SUPPLIED ENTRIES:
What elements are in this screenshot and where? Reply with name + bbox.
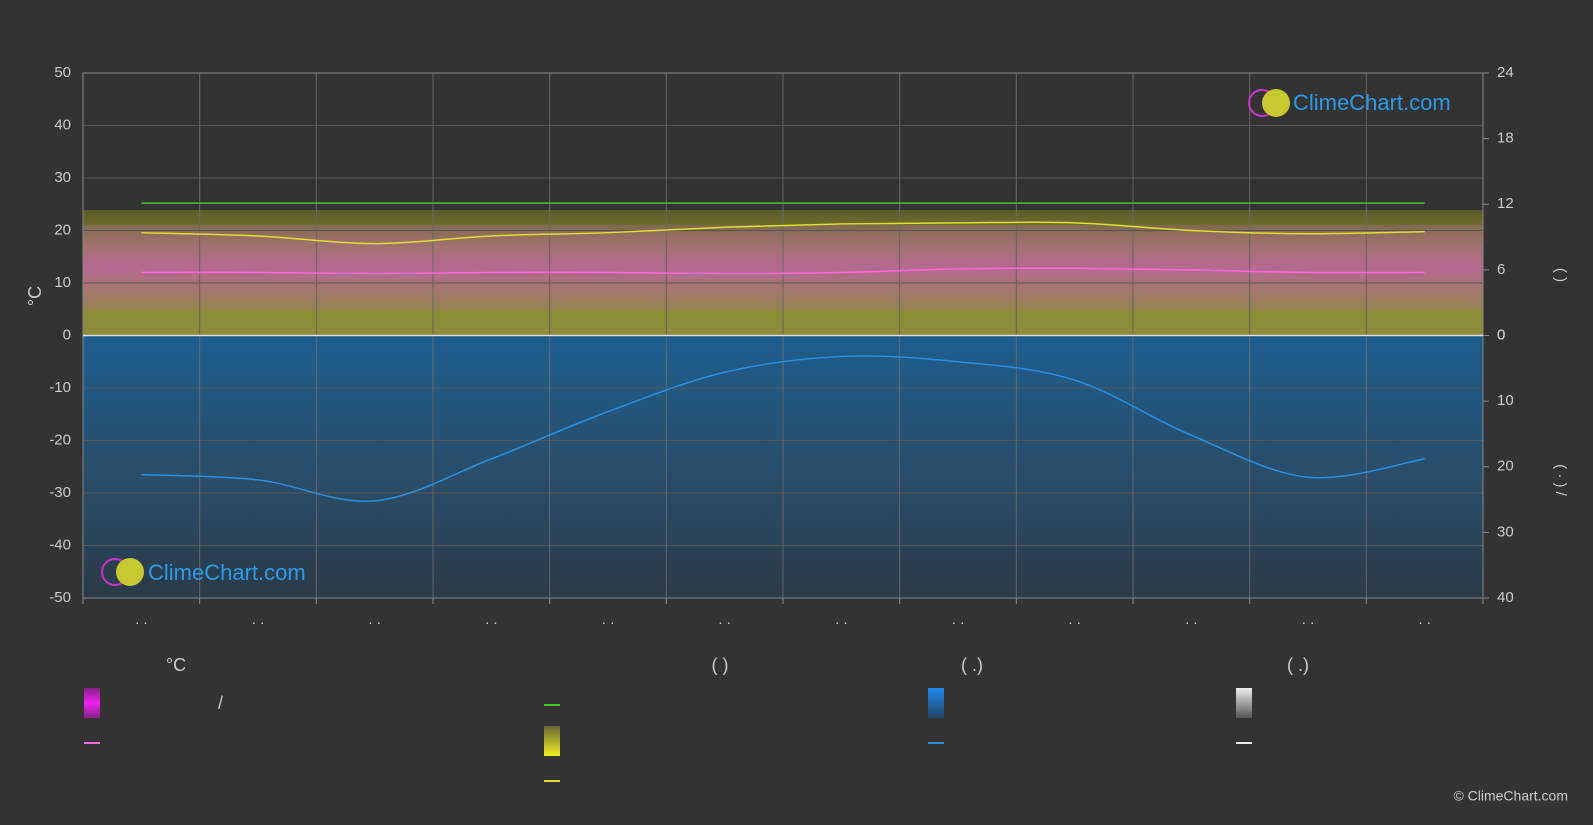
series-line: [141, 267, 1425, 275]
x-tick-label: . .: [835, 611, 848, 628]
x-tick-label: . .: [952, 611, 965, 628]
y2-tick-label: 0: [1497, 326, 1505, 343]
y-tick-label: -20: [49, 431, 71, 448]
logo: [1262, 89, 1290, 117]
y-tick-label: -40: [49, 536, 71, 553]
x-tick-label: . .: [1418, 611, 1431, 628]
y-tick-label: 10: [54, 274, 71, 291]
legend-heading: °C: [166, 655, 186, 675]
y2-tick-label: 24: [1497, 64, 1514, 81]
x-tick-label: . .: [602, 611, 615, 628]
legend-swatch: [928, 688, 944, 718]
y3-tick-label: 20: [1497, 458, 1514, 475]
y-tick-label: -50: [49, 589, 71, 606]
x-tick-label: . .: [1185, 611, 1198, 628]
x-tick-label: . .: [368, 611, 381, 628]
y3-axis-label: ( · ) /: [1552, 464, 1569, 496]
legend-text: /: [218, 693, 223, 713]
y2-tick-label: 18: [1497, 130, 1514, 147]
watermark: ClimeChart.com: [148, 560, 306, 585]
copyright: © ClimeChart.com: [1453, 788, 1568, 804]
series-line: [141, 355, 1425, 503]
y2-tick-label: 12: [1497, 195, 1514, 212]
y-axis-label: °C: [25, 286, 45, 306]
y2-tick-label: 6: [1497, 261, 1505, 278]
y-tick-label: -30: [49, 484, 71, 501]
legend-heading: ( .): [1287, 655, 1309, 675]
x-tick-label: . .: [718, 611, 731, 628]
x-tick-label: . .: [1302, 611, 1315, 628]
x-tick-label: . .: [252, 611, 265, 628]
logo: [116, 558, 144, 586]
y3-tick-label: 10: [1497, 392, 1514, 409]
y-tick-label: 40: [54, 116, 71, 133]
y-tick-label: 30: [54, 169, 71, 186]
y2-axis-label: ( ): [1552, 268, 1569, 282]
x-tick-label: . .: [1068, 611, 1081, 628]
y3-tick-label: 0: [1497, 326, 1505, 343]
legend-swatch: [544, 726, 560, 756]
y3-tick-label: 40: [1497, 589, 1514, 606]
legend-swatch: [84, 688, 100, 718]
legend-swatch: [1236, 688, 1252, 718]
x-tick-label: . .: [485, 611, 498, 628]
y-tick-label: -10: [49, 379, 71, 396]
x-tick-label: . .: [135, 611, 148, 628]
watermark: ClimeChart.com: [1293, 90, 1451, 115]
series-line: [141, 221, 1425, 245]
legend-heading: ( ): [712, 655, 729, 675]
y3-tick-label: 30: [1497, 523, 1514, 540]
y-tick-label: 0: [63, 326, 71, 343]
legend-heading: ( .): [961, 655, 983, 675]
y-tick-label: 50: [54, 64, 71, 81]
y-tick-label: 20: [54, 221, 71, 238]
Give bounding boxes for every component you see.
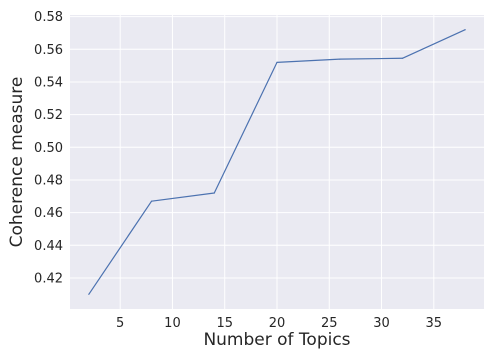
y-tick-label: 0.42 <box>34 271 63 286</box>
y-tick-label: 0.54 <box>34 75 63 90</box>
y-tick-label: 0.48 <box>34 173 63 188</box>
data-point <box>213 192 215 194</box>
y-tick-label: 0.52 <box>34 108 63 123</box>
data-point <box>150 200 153 202</box>
x-tick-label: 15 <box>216 316 233 331</box>
data-point <box>339 58 341 60</box>
data-point <box>464 29 466 31</box>
y-tick-label: 0.56 <box>34 43 63 58</box>
y-tick-label: 0.50 <box>34 141 63 156</box>
data-point <box>401 57 404 59</box>
x-tick-labels: 5 10 15 20 25 30 35 <box>116 316 442 331</box>
data-point <box>88 293 90 295</box>
grid-lines <box>70 15 484 309</box>
y-tick-label: 0.46 <box>34 206 63 221</box>
x-tick-label: 25 <box>321 316 338 331</box>
y-tick-labels: 0.42 0.44 0.46 0.48 0.50 0.52 0.54 0.56 0.58 <box>34 10 63 286</box>
x-axis-label: Number of Topics <box>203 330 350 349</box>
x-tick-label: 20 <box>269 316 286 331</box>
y-tick-label: 0.58 <box>34 10 63 25</box>
y-tick-label: 0.44 <box>34 239 63 254</box>
x-tick-label: 35 <box>426 316 443 331</box>
data-point <box>276 61 278 63</box>
x-tick-label: 10 <box>164 316 181 331</box>
y-axis-label: Coherence measure <box>7 77 27 248</box>
series-group <box>88 29 466 295</box>
x-tick-label: 5 <box>116 316 124 331</box>
x-tick-label: 30 <box>373 316 390 331</box>
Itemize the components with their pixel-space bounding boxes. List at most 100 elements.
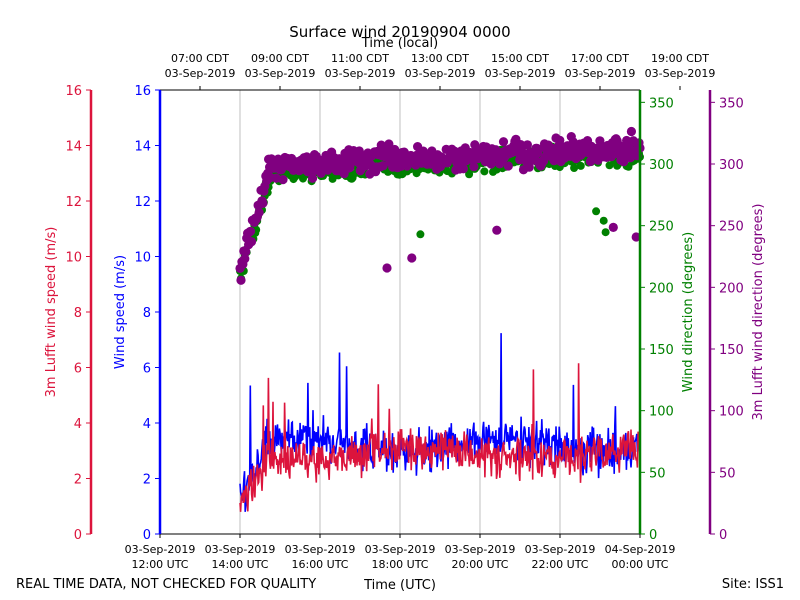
bottom-x-tick-date: 03-Sep-2019 (125, 543, 196, 556)
direction-point (576, 161, 585, 170)
axis-tick-label: 250 (719, 220, 744, 235)
axis-tick-label: 150 (719, 343, 744, 358)
axis-tick-label: 0 (143, 528, 151, 543)
direction-point (384, 139, 394, 149)
top-x-tick-time: 19:00 CDT (651, 52, 709, 65)
direction-point (480, 167, 489, 176)
axis-tick-label: 4 (143, 417, 151, 432)
direction-point (492, 225, 502, 235)
series-layer (235, 126, 645, 512)
axis-tick-label: 12 (134, 195, 151, 210)
axis-tick-label: 2 (143, 473, 151, 488)
direction-point (278, 175, 288, 185)
direction-point (258, 198, 268, 208)
axis-lufft-dir: 0 50 100 150 200 250 300 350 3m Lufft wind direc… (708, 90, 766, 543)
series-3m-lufft-wind-speed (239, 363, 641, 512)
direction-point (592, 207, 601, 216)
direction-point (503, 161, 513, 171)
direction-point (416, 230, 425, 239)
top-x-tick-time: 11:00 CDT (331, 52, 389, 65)
top-x-tick-date: 03-Sep-2019 (245, 67, 316, 80)
direction-point (608, 222, 618, 232)
bottom-x-tick-time: 18:00 UTC (371, 558, 428, 571)
axis-tick-label: 12 (65, 195, 82, 210)
axis-tick-label: 16 (65, 84, 82, 99)
axis-tick-label: 300 (719, 158, 744, 173)
axis-label: Wind speed (m/s) (113, 255, 128, 369)
axis-tick-label: 14 (134, 140, 151, 155)
axes-layer: 0 2 4 6 8 10 12 14 16 3m Lufft wind speed (m/s) 0 2… (44, 84, 766, 543)
axis-wind-dir: 0 50 100 150 200 250 300 350 Wind direction (deg… (638, 90, 696, 543)
axis-label: 3m Lufft wind direction (degrees) (751, 204, 766, 421)
axis-tick-label: 6 (143, 362, 151, 377)
axis-tick-label: 200 (719, 281, 744, 296)
axis-tick-label: 50 (719, 466, 736, 481)
axis-tick-label: 350 (649, 96, 674, 111)
top-x-tick-date: 03-Sep-2019 (405, 67, 476, 80)
direction-point (254, 207, 264, 218)
axis-tick-label: 350 (719, 96, 744, 111)
bottom-x-tick-date: 04-Sep-2019 (605, 543, 676, 556)
ticks-layer: 07:00 CDT 03-Sep-2019 09:00 CDT 03-Sep-2019… (125, 52, 716, 571)
bottom-x-tick-time: 16:00 UTC (291, 558, 348, 571)
bottom-x-tick-time: 20:00 UTC (451, 558, 508, 571)
axis-tick-label: 16 (134, 84, 151, 99)
site-label: Site: ISS1 (722, 577, 784, 592)
top-x-tick-time: 13:00 CDT (411, 52, 469, 65)
bottom-x-tick-date: 03-Sep-2019 (285, 543, 356, 556)
direction-point (240, 254, 250, 264)
bottom-x-tick-time: 14:00 UTC (211, 558, 268, 571)
axis-tick-label: 50 (649, 466, 666, 481)
direction-point (595, 136, 605, 146)
axis-tick-label: 100 (649, 405, 674, 420)
bottom-x-tick-date: 03-Sep-2019 (205, 543, 276, 556)
top-x-tick-time: 15:00 CDT (491, 52, 549, 65)
axis-tick-label: 0 (649, 528, 657, 543)
axis-label: Wind direction (degrees) (681, 232, 696, 392)
axis-tick-label: 100 (719, 405, 744, 420)
x-bottom-axis-label: Time (UTC) (363, 578, 436, 593)
direction-point (378, 161, 388, 171)
direction-point (241, 247, 251, 257)
axis-tick-label: 8 (74, 306, 82, 321)
top-x-tick-date: 03-Sep-2019 (485, 67, 556, 80)
direction-point (534, 144, 544, 154)
axis-wind-speed: 0 2 4 6 8 10 12 14 16 Wind speed (m/s) (113, 84, 162, 543)
direction-point (465, 170, 474, 179)
direction-point (407, 253, 417, 263)
bottom-x-tick-time: 12:00 UTC (131, 558, 188, 571)
bottom-x-tick-date: 03-Sep-2019 (365, 543, 436, 556)
axis-tick-label: 0 (719, 528, 727, 543)
top-x-tick-date: 03-Sep-2019 (565, 67, 636, 80)
direction-point (498, 137, 509, 147)
top-x-tick-time: 17:00 CDT (571, 52, 629, 65)
axis-tick-label: 250 (649, 220, 674, 235)
axis-tick-label: 8 (143, 306, 151, 321)
direction-point (599, 216, 608, 225)
direction-point (246, 237, 257, 247)
direction-point (524, 162, 534, 172)
series-3m-lufft-wind-direction (235, 126, 645, 285)
direction-point (236, 275, 246, 285)
direction-point (601, 228, 610, 237)
direction-point (570, 164, 579, 172)
top-x-tick-date: 03-Sep-2019 (645, 67, 716, 80)
direction-point (382, 263, 392, 273)
axis-label: 3m Lufft wind speed (m/s) (44, 227, 59, 398)
axis-tick-label: 0 (74, 528, 82, 543)
direction-point (626, 126, 637, 137)
x-top-axis-label: Time (local) (361, 36, 438, 51)
axis-tick-label: 10 (65, 251, 82, 266)
direction-point (522, 140, 533, 150)
axis-tick-label: 300 (649, 158, 674, 173)
axis-tick-label: 14 (65, 140, 82, 155)
direction-point (245, 226, 256, 236)
quality-note: REAL TIME DATA, NOT CHECKED FOR QUALITY (16, 577, 316, 592)
axis-tick-label: 150 (649, 343, 674, 358)
axis-tick-label: 200 (649, 281, 674, 296)
chart-title: Surface wind 20190904 0000 (289, 23, 510, 41)
axis-tick-label: 10 (134, 251, 151, 266)
direction-point (458, 164, 468, 174)
direction-point (469, 162, 479, 172)
top-x-tick-date: 03-Sep-2019 (325, 67, 396, 80)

WHAT YOU HAVE TO DO: Can you give the lines of the items starting at the one containing "series-line: [141, 267, 1425, 275]" and ending at the one containing "y-tick-label: -40: [49, 536, 71, 553]" as a Markdown table with the columns Row and Item line, one line per row and any blank lines left out?

ANSWER TO THE PROBLEM:
| Row | Item line |
|---|---|
| 1 | series-line: [141, 267, 1425, 275] |
| 2 | x-tick-label: . .: [835, 611, 848, 628] |
| 3 | x-tick-label: . .: [952, 611, 965, 628] |
| 4 | y2-tick-label: 0: [1497, 326, 1505, 343] |
| 5 | y-tick-label: -20: [49, 431, 71, 448] |
| 6 | logo: [1262, 89, 1290, 117] |
| 7 | y-tick-label: -40: [49, 536, 71, 553] |